» Task to carry out
From the entries below, please gather each line containing the string "JSON".

====

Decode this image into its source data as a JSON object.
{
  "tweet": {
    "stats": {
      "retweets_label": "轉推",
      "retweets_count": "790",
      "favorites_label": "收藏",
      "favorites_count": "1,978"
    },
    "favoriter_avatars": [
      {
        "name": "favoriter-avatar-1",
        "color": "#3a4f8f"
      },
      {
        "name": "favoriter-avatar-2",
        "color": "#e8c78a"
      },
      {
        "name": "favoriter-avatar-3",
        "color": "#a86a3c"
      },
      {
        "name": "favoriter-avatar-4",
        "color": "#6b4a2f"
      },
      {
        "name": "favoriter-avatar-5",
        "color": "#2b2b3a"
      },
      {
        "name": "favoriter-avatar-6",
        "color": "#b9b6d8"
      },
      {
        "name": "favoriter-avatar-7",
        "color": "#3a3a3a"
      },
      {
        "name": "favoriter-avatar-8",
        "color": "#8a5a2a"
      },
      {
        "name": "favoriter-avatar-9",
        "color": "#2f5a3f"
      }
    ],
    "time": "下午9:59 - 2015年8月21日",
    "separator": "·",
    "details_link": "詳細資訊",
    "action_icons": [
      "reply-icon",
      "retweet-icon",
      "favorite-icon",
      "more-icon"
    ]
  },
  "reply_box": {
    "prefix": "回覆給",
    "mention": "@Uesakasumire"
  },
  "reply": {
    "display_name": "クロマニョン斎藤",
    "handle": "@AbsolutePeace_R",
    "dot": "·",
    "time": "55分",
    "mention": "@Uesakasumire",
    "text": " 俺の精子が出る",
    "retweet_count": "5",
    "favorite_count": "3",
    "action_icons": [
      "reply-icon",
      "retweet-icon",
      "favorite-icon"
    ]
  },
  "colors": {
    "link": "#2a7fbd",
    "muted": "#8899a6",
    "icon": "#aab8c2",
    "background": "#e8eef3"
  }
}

====

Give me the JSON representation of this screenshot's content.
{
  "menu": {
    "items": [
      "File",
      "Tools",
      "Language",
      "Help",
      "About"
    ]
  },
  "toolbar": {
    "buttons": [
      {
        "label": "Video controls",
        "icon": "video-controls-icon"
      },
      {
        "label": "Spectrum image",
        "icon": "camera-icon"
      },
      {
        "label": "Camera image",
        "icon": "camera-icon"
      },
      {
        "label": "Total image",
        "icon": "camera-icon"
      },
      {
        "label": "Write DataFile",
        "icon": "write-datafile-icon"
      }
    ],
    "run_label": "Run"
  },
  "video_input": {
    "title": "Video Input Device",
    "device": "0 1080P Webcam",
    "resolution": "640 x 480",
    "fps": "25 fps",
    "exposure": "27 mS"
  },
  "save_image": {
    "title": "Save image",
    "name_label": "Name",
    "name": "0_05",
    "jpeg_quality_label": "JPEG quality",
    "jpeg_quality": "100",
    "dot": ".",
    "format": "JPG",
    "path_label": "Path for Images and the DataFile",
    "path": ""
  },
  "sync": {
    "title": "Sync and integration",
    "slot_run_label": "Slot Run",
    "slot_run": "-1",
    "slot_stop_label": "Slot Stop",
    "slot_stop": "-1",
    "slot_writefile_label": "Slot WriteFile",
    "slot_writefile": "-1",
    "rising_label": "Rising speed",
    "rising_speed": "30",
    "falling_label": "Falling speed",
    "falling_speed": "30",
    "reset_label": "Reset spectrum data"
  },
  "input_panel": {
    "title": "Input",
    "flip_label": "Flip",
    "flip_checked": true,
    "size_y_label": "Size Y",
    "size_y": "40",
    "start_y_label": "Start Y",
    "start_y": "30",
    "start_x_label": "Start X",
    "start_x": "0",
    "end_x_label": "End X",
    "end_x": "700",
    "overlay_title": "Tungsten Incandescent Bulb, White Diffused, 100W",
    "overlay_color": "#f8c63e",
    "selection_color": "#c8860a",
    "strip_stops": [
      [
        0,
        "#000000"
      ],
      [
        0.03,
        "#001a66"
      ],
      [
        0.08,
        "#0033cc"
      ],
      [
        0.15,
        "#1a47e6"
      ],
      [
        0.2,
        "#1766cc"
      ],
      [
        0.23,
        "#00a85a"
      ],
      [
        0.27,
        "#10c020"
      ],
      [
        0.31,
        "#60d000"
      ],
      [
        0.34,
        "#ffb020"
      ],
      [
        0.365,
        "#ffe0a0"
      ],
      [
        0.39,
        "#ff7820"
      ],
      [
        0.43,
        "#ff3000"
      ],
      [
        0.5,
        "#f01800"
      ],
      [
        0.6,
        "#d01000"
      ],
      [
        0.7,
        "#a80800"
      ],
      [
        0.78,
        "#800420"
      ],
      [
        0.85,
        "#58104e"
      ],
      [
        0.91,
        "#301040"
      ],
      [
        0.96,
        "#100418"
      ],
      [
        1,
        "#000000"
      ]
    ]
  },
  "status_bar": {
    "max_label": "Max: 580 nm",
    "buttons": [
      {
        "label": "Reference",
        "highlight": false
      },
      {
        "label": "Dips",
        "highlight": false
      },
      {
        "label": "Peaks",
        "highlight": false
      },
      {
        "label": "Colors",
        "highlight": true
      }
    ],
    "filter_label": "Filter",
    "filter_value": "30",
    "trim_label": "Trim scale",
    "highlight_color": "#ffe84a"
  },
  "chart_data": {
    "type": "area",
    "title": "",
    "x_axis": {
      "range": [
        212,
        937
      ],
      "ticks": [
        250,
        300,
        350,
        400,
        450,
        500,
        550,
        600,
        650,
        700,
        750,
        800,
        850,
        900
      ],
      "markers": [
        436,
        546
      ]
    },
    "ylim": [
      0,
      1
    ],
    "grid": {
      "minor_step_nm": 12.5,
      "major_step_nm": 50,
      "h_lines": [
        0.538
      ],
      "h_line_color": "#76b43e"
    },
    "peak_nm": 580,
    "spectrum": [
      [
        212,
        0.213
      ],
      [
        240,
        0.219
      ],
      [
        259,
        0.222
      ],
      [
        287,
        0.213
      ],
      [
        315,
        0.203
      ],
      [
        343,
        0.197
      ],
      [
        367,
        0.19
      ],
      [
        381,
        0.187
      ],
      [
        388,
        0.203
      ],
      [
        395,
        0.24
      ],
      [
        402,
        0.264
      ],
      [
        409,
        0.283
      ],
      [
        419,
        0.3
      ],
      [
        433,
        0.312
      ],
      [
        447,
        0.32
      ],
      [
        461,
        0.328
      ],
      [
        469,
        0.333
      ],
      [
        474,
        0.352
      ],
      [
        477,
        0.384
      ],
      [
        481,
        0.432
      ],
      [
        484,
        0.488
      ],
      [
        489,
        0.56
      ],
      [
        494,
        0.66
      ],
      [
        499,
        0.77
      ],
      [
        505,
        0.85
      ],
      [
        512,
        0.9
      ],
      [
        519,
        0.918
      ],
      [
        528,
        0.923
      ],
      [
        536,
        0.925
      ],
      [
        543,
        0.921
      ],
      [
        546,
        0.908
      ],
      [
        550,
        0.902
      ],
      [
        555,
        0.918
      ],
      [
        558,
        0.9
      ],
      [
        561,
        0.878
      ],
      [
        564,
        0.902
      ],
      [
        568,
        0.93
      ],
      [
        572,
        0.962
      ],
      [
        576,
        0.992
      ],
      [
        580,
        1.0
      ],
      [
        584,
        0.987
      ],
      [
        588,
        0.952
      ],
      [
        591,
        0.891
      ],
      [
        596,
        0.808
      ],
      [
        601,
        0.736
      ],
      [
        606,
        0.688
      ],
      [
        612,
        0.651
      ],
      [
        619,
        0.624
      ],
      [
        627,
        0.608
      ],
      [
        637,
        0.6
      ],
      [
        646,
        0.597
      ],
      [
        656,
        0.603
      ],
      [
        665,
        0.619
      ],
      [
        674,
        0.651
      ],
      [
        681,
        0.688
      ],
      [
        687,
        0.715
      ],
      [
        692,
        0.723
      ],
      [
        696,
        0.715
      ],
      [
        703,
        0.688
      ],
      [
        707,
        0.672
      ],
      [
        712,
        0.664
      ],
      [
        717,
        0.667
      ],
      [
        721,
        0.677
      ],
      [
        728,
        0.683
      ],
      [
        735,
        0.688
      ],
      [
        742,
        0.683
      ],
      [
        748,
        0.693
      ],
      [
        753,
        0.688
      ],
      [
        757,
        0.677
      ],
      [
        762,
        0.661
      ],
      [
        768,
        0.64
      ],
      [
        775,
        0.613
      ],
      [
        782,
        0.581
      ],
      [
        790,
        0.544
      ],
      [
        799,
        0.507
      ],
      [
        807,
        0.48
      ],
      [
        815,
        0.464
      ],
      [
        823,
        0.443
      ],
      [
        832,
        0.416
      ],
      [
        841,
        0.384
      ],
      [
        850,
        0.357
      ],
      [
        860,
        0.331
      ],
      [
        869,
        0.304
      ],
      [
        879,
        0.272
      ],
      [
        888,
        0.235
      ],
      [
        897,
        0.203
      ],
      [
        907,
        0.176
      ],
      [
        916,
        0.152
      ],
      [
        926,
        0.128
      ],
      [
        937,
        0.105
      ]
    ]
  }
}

====

» Full response
Decode this image into its source data as a JSON object.
Give me the JSON representation of this screenshot's content.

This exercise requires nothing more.